Typographic History Head

Some of the earliest forms of printing were done from molded clay or carved wooden blocks, using a technique similar to the wood -engraving process employed in producing drawings for reproduction. The text which was carved on them became the printing plate from which the printed page was produced

Gutenberg Image


It wasn’t until the middle of the 15th century that “movable” type was invented. The German printer Johannes Gutenberg first used his printing press in 1448 and by 1462 his invention had spread throughout Europe. Gutenberg personally never profited from his innovation.

The Gutenberg press first used wooden type and, later metal movable (also called “foundry”) type to cast each character into precise sizes from an alloy of lead, tin and antimony. The block of metal that carried the raised image was called the “body” and the raised image to which ink was applied was called the “face.” Additionally, the capital and lowercase letters were each stored in separate “cases,” or drawers. The capitals were located in the upper case, and I’m sure you can figure out where the lowercase letters were stored. These are the obvious roots of the terminology of type still in use today.

Mergenthaler Image


From the 1600s to the late 1800s, there were few innovations that changed how type was applied to the printed page. The next major step was made by Ottmar Mergenthaler’s Linotype in 1889. This technology allowed typesetters to set entire lines of type using Linotype's 90-character keyboard. Letter molds were retrieved from where they were stored and assembled into row molds, or "matrices." Then molten lead was poured into those matrices and the result was one complete line of type. After printing, these bars could be melted and the metal reused.

- _SUPPLIED RECORDS_:
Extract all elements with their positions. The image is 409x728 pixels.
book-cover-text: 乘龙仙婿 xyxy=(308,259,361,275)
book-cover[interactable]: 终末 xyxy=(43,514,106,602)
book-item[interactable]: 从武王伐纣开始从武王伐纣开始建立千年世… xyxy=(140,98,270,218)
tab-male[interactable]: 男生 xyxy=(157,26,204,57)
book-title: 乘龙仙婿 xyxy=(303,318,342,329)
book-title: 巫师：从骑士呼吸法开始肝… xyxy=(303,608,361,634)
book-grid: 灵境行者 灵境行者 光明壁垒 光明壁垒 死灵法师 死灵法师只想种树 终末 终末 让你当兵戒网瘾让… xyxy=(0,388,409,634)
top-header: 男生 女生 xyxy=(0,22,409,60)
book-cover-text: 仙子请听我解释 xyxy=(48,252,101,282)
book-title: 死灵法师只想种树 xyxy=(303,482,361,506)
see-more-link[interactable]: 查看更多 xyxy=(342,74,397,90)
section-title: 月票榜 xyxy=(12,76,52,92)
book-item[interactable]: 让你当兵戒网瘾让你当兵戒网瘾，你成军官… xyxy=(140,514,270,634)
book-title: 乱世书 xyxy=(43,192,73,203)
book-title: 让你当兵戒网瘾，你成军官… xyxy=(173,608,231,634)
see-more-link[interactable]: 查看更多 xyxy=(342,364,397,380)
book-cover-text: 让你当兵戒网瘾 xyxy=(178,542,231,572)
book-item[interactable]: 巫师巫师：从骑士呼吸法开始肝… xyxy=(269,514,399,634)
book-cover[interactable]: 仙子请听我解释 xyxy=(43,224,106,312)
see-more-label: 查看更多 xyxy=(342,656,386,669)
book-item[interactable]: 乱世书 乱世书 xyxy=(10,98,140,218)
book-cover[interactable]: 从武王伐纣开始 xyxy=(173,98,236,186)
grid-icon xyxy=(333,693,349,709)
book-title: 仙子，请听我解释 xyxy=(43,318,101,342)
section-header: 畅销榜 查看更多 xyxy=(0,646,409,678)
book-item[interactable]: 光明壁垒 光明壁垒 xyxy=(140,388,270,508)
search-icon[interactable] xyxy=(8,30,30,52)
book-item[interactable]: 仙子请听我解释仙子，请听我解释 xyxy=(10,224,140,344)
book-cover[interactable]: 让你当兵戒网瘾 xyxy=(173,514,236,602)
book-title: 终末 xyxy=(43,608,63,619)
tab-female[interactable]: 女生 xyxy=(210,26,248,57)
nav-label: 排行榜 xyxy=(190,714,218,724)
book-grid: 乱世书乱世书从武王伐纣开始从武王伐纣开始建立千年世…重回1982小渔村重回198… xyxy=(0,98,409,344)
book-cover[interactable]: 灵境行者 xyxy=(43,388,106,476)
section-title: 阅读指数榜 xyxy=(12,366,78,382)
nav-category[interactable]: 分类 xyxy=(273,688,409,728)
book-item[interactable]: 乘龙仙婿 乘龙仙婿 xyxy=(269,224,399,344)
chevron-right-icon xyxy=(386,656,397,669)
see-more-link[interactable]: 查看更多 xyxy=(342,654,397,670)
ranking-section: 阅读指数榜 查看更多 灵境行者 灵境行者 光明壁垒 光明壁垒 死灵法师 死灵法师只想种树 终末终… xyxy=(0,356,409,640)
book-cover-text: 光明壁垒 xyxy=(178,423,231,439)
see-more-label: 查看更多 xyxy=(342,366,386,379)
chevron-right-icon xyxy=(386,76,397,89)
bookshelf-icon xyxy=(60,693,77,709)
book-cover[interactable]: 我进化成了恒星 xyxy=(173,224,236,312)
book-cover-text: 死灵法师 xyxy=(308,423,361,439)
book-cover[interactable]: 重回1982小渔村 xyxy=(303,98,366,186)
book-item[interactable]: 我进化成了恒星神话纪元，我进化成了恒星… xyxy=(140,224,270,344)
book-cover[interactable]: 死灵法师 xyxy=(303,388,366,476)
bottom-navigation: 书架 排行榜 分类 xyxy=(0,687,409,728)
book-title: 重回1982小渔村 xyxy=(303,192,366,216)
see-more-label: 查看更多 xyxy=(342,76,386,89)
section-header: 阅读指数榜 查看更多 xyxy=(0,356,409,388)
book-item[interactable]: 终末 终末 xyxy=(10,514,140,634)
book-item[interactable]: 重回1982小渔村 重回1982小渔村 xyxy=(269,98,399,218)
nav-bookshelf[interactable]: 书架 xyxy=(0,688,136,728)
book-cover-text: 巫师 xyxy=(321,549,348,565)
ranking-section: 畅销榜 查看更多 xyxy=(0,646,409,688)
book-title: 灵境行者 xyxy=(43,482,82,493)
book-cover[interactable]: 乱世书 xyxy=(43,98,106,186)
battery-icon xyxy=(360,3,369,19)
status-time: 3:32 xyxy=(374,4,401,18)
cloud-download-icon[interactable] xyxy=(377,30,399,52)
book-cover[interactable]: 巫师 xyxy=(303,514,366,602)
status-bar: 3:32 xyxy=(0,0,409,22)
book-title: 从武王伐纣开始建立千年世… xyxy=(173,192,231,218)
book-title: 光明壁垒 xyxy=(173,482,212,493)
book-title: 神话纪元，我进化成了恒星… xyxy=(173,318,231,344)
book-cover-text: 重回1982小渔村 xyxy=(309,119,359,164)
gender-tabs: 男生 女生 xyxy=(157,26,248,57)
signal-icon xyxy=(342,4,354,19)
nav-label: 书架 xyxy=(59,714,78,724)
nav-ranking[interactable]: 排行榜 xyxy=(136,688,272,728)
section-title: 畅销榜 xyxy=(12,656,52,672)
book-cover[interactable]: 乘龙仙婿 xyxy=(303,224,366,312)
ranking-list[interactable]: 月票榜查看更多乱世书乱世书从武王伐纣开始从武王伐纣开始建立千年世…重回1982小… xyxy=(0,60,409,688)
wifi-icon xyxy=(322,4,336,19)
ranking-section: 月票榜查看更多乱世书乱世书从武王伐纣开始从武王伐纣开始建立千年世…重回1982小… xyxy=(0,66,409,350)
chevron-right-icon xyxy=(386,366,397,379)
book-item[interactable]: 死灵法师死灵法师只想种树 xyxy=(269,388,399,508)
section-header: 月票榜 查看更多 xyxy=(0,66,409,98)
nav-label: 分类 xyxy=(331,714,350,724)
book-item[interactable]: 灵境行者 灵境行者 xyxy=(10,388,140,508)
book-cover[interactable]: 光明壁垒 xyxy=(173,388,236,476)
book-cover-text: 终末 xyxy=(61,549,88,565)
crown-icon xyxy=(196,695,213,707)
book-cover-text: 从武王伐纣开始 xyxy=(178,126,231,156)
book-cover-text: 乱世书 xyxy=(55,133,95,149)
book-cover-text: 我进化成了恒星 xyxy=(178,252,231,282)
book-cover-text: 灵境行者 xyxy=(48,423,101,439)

- _TASK INSTRUCTIONS_:
- 1) List every word or term that the typographic history text puts inside quotation marks.
- 2) Based on the typographic history text, does each statement hold? Answer yes or no, and quote the words of the text that settle it.
(a) Gutenberg earned a fortune from his press.
(b) The Linotype keyboard had 90 characters.
(c) Capital letters were kept in the upper case.
- 3) Pick up the typographic history text after its last sentence and keep it going.

- _RESPONSES IN ORDER_:
- 1) movable, foundry, body, face, cases, matrices

- 2)
(a) No: "Gutenberg personally never profited from his innovation."
(b) Yes: "using Linotype's 90-character keyboard"
(c) Yes: "The capitals were located in the upper case"

- 3)
Linotype Machine

Placeholder Image

The Digital Revolution

The next major step debuted nearly 400 years after Gutenberg.The year 1944 heralded the introduction of photocomposition, but it wasn’t until the early 1950s that it really caught on. This technology used film disks with each letter of the alphabet in different type styles projected onto photosensitve paper. The disks were spun for the different letters and were moved closer to or farther away from a lens to produce the different type sizes. This technology created new opportunities for designers, including the creative overlapping and distortion of characters.

The digital revolution really began with large, expensive, computer-based typesetting equipment in the early 1970s. Each of the different systems had its own command language, and individual font formats, but they each had one common limitation: they didn’t handle graphics well.

It wasn’t until the late 1980s that the PostScript page-description language entered the scene and along with it the current WYSIWYG (What You See Is What You Get) typesetting era.

The advantage of PostScript was that it incorporated the ability to insert and modify images and employ unified output devices and (to a great degree) platforms.